What the task asks: Determine how many lines of the entries contain "image". Reply with that number alone.

======== Raw records ========

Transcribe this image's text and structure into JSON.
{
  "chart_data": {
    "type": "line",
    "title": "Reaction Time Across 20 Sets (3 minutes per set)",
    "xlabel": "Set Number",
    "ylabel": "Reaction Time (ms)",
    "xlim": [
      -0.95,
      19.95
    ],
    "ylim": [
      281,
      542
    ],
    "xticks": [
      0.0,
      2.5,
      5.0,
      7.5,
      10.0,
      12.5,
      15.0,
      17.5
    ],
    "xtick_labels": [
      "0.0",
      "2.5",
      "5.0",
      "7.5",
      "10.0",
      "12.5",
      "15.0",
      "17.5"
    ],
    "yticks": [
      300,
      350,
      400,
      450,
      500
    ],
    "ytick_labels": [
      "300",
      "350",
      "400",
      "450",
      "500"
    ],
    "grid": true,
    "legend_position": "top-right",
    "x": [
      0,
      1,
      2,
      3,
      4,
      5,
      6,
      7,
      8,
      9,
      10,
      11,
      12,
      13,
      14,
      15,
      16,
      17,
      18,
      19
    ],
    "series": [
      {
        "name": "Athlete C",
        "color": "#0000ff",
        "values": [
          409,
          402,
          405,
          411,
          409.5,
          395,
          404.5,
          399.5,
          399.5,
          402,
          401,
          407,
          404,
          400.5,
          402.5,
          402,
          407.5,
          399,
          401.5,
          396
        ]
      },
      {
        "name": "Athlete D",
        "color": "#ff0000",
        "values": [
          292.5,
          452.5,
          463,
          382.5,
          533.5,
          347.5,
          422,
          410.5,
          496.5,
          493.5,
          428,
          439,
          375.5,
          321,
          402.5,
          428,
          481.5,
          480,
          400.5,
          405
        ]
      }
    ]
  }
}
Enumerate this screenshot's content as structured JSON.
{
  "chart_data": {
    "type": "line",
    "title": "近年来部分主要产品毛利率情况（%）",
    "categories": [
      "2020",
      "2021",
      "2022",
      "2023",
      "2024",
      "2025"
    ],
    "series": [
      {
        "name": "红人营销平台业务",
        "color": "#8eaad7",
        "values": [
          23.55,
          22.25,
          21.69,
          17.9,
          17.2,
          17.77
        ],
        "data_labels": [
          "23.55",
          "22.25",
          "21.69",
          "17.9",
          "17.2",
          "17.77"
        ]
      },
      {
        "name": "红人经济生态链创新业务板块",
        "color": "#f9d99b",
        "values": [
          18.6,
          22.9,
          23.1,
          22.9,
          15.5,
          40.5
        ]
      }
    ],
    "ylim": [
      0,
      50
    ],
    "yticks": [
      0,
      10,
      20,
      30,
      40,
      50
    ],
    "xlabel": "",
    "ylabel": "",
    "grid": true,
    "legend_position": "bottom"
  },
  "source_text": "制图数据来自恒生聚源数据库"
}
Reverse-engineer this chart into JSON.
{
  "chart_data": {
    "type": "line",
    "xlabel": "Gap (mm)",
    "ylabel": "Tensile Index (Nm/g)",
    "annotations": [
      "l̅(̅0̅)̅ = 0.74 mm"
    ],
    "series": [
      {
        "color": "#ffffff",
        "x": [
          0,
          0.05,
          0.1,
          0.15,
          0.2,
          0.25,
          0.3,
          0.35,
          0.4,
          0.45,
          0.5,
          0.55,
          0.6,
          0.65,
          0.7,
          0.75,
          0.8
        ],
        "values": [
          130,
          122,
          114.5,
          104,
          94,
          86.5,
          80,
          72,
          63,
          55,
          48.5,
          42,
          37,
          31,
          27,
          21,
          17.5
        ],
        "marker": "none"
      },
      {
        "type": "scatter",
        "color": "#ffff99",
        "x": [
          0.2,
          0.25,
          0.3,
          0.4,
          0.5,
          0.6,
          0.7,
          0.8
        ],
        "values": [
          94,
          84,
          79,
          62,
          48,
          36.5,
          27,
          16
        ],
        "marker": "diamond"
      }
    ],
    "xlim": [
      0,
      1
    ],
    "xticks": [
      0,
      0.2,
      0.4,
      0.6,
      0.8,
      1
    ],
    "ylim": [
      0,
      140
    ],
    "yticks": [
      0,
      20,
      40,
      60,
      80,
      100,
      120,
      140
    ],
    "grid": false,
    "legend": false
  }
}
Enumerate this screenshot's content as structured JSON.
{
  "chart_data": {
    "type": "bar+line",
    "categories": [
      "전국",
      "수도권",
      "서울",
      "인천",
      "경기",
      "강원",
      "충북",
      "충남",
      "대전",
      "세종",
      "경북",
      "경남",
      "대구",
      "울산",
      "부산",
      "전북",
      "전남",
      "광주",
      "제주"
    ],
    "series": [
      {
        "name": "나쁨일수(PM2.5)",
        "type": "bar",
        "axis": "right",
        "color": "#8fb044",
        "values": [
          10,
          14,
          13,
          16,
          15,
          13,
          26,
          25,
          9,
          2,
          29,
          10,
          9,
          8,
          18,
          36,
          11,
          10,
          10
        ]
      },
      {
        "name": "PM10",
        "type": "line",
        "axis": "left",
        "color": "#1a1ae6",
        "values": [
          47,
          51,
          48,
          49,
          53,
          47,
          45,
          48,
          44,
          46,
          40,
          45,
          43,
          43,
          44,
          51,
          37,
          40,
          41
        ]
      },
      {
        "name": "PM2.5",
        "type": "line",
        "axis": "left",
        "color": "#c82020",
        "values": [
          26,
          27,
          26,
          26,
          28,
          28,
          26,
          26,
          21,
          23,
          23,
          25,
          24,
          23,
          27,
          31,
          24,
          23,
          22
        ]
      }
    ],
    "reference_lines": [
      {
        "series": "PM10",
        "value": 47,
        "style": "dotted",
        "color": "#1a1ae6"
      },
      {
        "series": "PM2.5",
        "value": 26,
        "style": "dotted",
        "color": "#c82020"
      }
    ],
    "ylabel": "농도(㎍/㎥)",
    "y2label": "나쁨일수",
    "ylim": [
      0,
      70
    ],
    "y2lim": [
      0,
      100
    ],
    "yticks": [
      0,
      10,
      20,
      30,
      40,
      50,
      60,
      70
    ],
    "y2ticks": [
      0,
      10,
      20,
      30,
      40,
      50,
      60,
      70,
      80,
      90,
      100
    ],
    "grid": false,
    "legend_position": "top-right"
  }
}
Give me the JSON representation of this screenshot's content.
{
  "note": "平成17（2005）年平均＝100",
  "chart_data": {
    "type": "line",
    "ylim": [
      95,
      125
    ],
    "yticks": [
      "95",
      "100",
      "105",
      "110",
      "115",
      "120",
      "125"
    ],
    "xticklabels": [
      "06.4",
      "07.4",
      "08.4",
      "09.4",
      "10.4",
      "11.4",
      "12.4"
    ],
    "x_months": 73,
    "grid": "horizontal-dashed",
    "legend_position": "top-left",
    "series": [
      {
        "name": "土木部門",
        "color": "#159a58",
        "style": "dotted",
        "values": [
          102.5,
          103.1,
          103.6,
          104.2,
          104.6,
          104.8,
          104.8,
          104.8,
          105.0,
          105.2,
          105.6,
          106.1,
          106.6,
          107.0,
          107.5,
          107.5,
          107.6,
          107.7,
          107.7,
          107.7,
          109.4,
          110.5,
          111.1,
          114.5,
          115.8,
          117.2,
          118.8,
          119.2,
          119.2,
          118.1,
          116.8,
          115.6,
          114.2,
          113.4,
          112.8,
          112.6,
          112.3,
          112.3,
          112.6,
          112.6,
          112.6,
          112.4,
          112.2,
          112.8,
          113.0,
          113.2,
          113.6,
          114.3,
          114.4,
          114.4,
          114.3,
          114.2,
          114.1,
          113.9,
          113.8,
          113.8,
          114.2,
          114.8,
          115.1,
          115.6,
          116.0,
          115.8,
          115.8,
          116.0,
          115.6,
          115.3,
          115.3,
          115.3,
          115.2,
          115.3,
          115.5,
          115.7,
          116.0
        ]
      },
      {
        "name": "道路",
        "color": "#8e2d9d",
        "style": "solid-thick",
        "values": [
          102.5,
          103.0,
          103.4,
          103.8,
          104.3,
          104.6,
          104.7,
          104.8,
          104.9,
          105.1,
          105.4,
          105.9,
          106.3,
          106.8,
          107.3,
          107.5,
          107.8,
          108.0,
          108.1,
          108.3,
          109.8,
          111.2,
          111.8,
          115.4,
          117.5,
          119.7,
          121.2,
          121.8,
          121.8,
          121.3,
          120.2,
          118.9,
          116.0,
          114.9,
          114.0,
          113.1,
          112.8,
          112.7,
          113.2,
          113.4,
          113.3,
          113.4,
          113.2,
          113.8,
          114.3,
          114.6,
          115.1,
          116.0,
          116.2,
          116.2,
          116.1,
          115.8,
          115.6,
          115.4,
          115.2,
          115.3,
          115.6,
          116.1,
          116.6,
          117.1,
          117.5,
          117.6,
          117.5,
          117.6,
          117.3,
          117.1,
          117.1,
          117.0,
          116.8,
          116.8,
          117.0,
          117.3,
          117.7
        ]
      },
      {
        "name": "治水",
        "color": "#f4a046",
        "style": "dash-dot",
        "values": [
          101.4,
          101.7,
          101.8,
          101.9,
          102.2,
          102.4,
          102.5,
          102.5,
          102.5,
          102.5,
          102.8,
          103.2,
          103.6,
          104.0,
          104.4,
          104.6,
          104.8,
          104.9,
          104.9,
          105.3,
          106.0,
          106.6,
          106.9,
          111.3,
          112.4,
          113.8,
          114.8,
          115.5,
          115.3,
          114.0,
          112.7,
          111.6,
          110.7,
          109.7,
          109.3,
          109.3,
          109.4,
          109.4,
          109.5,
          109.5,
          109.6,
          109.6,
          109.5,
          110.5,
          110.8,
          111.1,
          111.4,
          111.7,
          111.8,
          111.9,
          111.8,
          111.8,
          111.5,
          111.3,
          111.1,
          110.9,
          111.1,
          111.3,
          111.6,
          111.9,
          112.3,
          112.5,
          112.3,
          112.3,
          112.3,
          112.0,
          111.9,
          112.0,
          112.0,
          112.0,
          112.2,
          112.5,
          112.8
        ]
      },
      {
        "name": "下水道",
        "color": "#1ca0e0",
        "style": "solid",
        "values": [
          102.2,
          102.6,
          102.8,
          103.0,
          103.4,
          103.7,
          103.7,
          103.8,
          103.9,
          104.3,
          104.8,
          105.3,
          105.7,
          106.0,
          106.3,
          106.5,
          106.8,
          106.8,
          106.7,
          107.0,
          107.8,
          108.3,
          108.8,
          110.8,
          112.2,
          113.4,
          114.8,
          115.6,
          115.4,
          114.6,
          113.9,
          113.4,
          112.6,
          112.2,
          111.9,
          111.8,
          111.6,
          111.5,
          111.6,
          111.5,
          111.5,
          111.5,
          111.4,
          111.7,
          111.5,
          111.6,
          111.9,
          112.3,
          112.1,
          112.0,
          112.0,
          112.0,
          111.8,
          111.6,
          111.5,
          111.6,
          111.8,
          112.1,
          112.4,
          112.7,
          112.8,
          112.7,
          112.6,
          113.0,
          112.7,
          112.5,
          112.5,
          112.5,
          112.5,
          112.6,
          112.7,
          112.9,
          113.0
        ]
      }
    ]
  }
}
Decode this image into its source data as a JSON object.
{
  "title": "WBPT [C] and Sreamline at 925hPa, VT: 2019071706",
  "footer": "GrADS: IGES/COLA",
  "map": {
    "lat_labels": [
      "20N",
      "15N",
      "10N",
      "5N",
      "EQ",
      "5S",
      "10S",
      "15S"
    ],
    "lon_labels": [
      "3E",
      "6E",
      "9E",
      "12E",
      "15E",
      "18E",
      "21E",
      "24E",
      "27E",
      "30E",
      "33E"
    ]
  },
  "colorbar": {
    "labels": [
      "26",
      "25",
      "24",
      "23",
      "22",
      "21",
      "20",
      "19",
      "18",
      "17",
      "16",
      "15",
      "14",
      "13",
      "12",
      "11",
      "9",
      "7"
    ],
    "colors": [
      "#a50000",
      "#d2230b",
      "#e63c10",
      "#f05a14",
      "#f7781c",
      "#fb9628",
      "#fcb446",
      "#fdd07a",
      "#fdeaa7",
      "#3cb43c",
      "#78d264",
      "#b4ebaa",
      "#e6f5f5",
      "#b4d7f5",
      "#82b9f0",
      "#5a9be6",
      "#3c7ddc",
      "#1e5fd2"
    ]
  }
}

========

Complete answer: 2